(Data tied to figure images)
-- begin --
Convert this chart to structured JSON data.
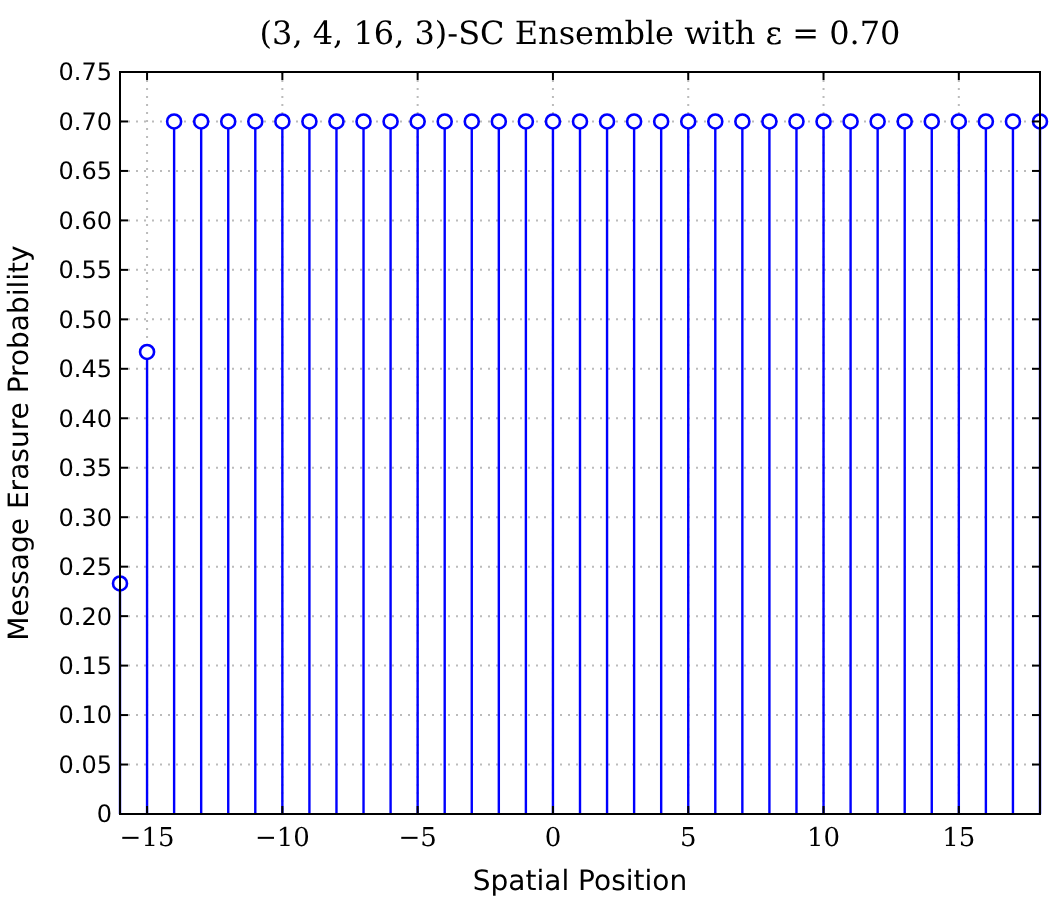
{
  "chart_data": {
    "type": "lollipop",
    "title": "(3, 4, 16, 3)-SC Ensemble with ε = 0.70",
    "xlabel": "Spatial Position",
    "ylabel": "Message Erasure Probability",
    "x": [
      -16,
      -15,
      -14,
      -13,
      -12,
      -11,
      -10,
      -9,
      -8,
      -7,
      -6,
      -5,
      -4,
      -3,
      -2,
      -1,
      0,
      1,
      2,
      3,
      4,
      5,
      6,
      7,
      8,
      9,
      10,
      11,
      12,
      13,
      14,
      15,
      16,
      17,
      18
    ],
    "values": [
      0.233,
      0.467,
      0.7,
      0.7,
      0.7,
      0.7,
      0.7,
      0.7,
      0.7,
      0.7,
      0.7,
      0.7,
      0.7,
      0.7,
      0.7,
      0.7,
      0.7,
      0.7,
      0.7,
      0.7,
      0.7,
      0.7,
      0.7,
      0.7,
      0.7,
      0.7,
      0.7,
      0.7,
      0.7,
      0.7,
      0.7,
      0.7,
      0.7,
      0.7,
      0.7
    ],
    "color": "#0000ff",
    "marker": "circle",
    "grid": true,
    "xlim": [
      -16,
      18
    ],
    "xticks": [
      {
        "value": -15,
        "label": "−15"
      },
      {
        "value": -10,
        "label": "−10"
      },
      {
        "value": -5,
        "label": "−5"
      },
      0,
      5,
      10,
      15
    ],
    "ylim": [
      0,
      0.75
    ],
    "yticks": [
      0,
      {
        "value": 0.05,
        "label": "0.05"
      },
      {
        "value": 0.1,
        "label": "0.10"
      },
      {
        "value": 0.15,
        "label": "0.15"
      },
      {
        "value": 0.2,
        "label": "0.20"
      },
      {
        "value": 0.25,
        "label": "0.25"
      },
      {
        "value": 0.3,
        "label": "0.30"
      },
      {
        "value": 0.35,
        "label": "0.35"
      },
      {
        "value": 0.4,
        "label": "0.40"
      },
      {
        "value": 0.45,
        "label": "0.45"
      },
      {
        "value": 0.5,
        "label": "0.50"
      },
      {
        "value": 0.55,
        "label": "0.55"
      },
      {
        "value": 0.6,
        "label": "0.60"
      },
      {
        "value": 0.65,
        "label": "0.65"
      },
      {
        "value": 0.7,
        "label": "0.70"
      },
      {
        "value": 0.75,
        "label": "0.75"
      }
    ]
  }
}
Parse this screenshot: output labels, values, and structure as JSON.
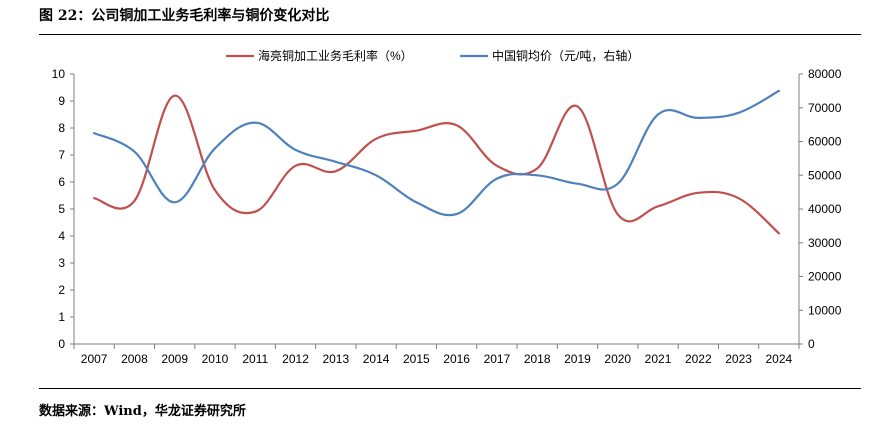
{
  "figure": {
    "title": "图 22：公司铜加工业务毛利率与铜价变化对比",
    "source": "数据来源：Wind，华龙证券研究所"
  },
  "colors": {
    "series_margin": "#C0504D",
    "series_price": "#4F81BD",
    "axis": "#7f7f7f"
  },
  "chart_data": {
    "type": "line",
    "title": "公司铜加工业务毛利率与铜价变化对比",
    "legend_position": "top",
    "categories": [
      "2007",
      "2008",
      "2009",
      "2010",
      "2011",
      "2012",
      "2013",
      "2014",
      "2015",
      "2016",
      "2017",
      "2018",
      "2019",
      "2020",
      "2021",
      "2022",
      "2023",
      "2024"
    ],
    "series": [
      {
        "name": "海亮铜加工业务毛利率（%）",
        "axis": "left",
        "values": [
          5.4,
          5.3,
          9.2,
          5.7,
          4.9,
          6.6,
          6.4,
          7.6,
          7.9,
          8.1,
          6.6,
          6.5,
          8.8,
          4.8,
          5.1,
          5.6,
          5.4,
          4.1
        ]
      },
      {
        "name": "中国铜均价（元/吨，右轴）",
        "axis": "right",
        "values": [
          62500,
          57000,
          42000,
          58000,
          65600,
          57500,
          54000,
          50000,
          42000,
          38500,
          49000,
          50000,
          47500,
          47500,
          68000,
          67000,
          68500,
          75000
        ]
      }
    ],
    "left_axis": {
      "min": 0,
      "max": 10,
      "ticks": [
        "0",
        "1",
        "2",
        "3",
        "4",
        "5",
        "6",
        "7",
        "8",
        "9",
        "10"
      ]
    },
    "right_axis": {
      "min": 0,
      "max": 80000,
      "ticks": [
        "0",
        "10000",
        "20000",
        "30000",
        "40000",
        "50000",
        "60000",
        "70000",
        "80000"
      ]
    },
    "grid": false
  }
}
-- end --
Exercise prompt -
Go through the entries above and output them exactly, without pictures.

Answer -
Convert this chart to structured JSON data.
{
  "chart_data": {
    "type": "lollipop",
    "title": "(3, 4, 16, 3)-SC Ensemble with ε = 0.70",
    "xlabel": "Spatial Position",
    "ylabel": "Message Erasure Probability",
    "x": [
      -16,
      -15,
      -14,
      -13,
      -12,
      -11,
      -10,
      -9,
      -8,
      -7,
      -6,
      -5,
      -4,
      -3,
      -2,
      -1,
      0,
      1,
      2,
      3,
      4,
      5,
      6,
      7,
      8,
      9,
      10,
      11,
      12,
      13,
      14,
      15,
      16,
      17,
      18
    ],
    "values": [
      0.233,
      0.467,
      0.7,
      0.7,
      0.7,
      0.7,
      0.7,
      0.7,
      0.7,
      0.7,
      0.7,
      0.7,
      0.7,
      0.7,
      0.7,
      0.7,
      0.7,
      0.7,
      0.7,
      0.7,
      0.7,
      0.7,
      0.7,
      0.7,
      0.7,
      0.7,
      0.7,
      0.7,
      0.7,
      0.7,
      0.7,
      0.7,
      0.7,
      0.7,
      0.7
    ],
    "color": "#0000ff",
    "marker": "circle",
    "grid": true,
    "xlim": [
      -16,
      18
    ],
    "xticks": [
      {
        "value": -15,
        "label": "−15"
      },
      {
        "value": -10,
        "label": "−10"
      },
      {
        "value": -5,
        "label": "−5"
      },
      0,
      5,
      10,
      15
    ],
    "ylim": [
      0,
      0.75
    ],
    "yticks": [
      0,
      {
        "value": 0.05,
        "label": "0.05"
      },
      {
        "value": 0.1,
        "label": "0.10"
      },
      {
        "value": 0.15,
        "label": "0.15"
      },
      {
        "value": 0.2,
        "label": "0.20"
      },
      {
        "value": 0.25,
        "label": "0.25"
      },
      {
        "value": 0.3,
        "label": "0.30"
      },
      {
        "value": 0.35,
        "label": "0.35"
      },
      {
        "value": 0.4,
        "label": "0.40"
      },
      {
        "value": 0.45,
        "label": "0.45"
      },
      {
        "value": 0.5,
        "label": "0.50"
      },
      {
        "value": 0.55,
        "label": "0.55"
      },
      {
        "value": 0.6,
        "label": "0.60"
      },
      {
        "value": 0.65,
        "label": "0.65"
      },
      {
        "value": 0.7,
        "label": "0.70"
      },
      {
        "value": 0.75,
        "label": "0.75"
      }
    ]
  }
}
Parse this screenshot: output labels, values, and structure as JSON.
{
  "figure": {
    "title": "图 22：公司铜加工业务毛利率与铜价变化对比",
    "source": "数据来源：Wind，华龙证券研究所"
  },
  "colors": {
    "series_margin": "#C0504D",
    "series_price": "#4F81BD",
    "axis": "#7f7f7f"
  },
  "chart_data": {
    "type": "line",
    "title": "公司铜加工业务毛利率与铜价变化对比",
    "legend_position": "top",
    "categories": [
      "2007",
      "2008",
      "2009",
      "2010",
      "2011",
      "2012",
      "2013",
      "2014",
      "2015",
      "2016",
      "2017",
      "2018",
      "2019",
      "2020",
      "2021",
      "2022",
      "2023",
      "2024"
    ],
    "series": [
      {
        "name": "海亮铜加工业务毛利率（%）",
        "axis": "left",
        "values": [
          5.4,
          5.3,
          9.2,
          5.7,
          4.9,
          6.6,
          6.4,
          7.6,
          7.9,
          8.1,
          6.6,
          6.5,
          8.8,
          4.8,
          5.1,
          5.6,
          5.4,
          4.1
        ]
      },
      {
        "name": "中国铜均价（元/吨，右轴）",
        "axis": "right",
        "values": [
          62500,
          57000,
          42000,
          58000,
          65600,
          57500,
          54000,
          50000,
          42000,
          38500,
          49000,
          50000,
          47500,
          47500,
          68000,
          67000,
          68500,
          75000
        ]
      }
    ],
    "left_axis": {
      "min": 0,
      "max": 10,
      "ticks": [
        "0",
        "1",
        "2",
        "3",
        "4",
        "5",
        "6",
        "7",
        "8",
        "9",
        "10"
      ]
    },
    "right_axis": {
      "min": 0,
      "max": 80000,
      "ticks": [
        "0",
        "10000",
        "20000",
        "30000",
        "40000",
        "50000",
        "60000",
        "70000",
        "80000"
      ]
    },
    "grid": false
  }
}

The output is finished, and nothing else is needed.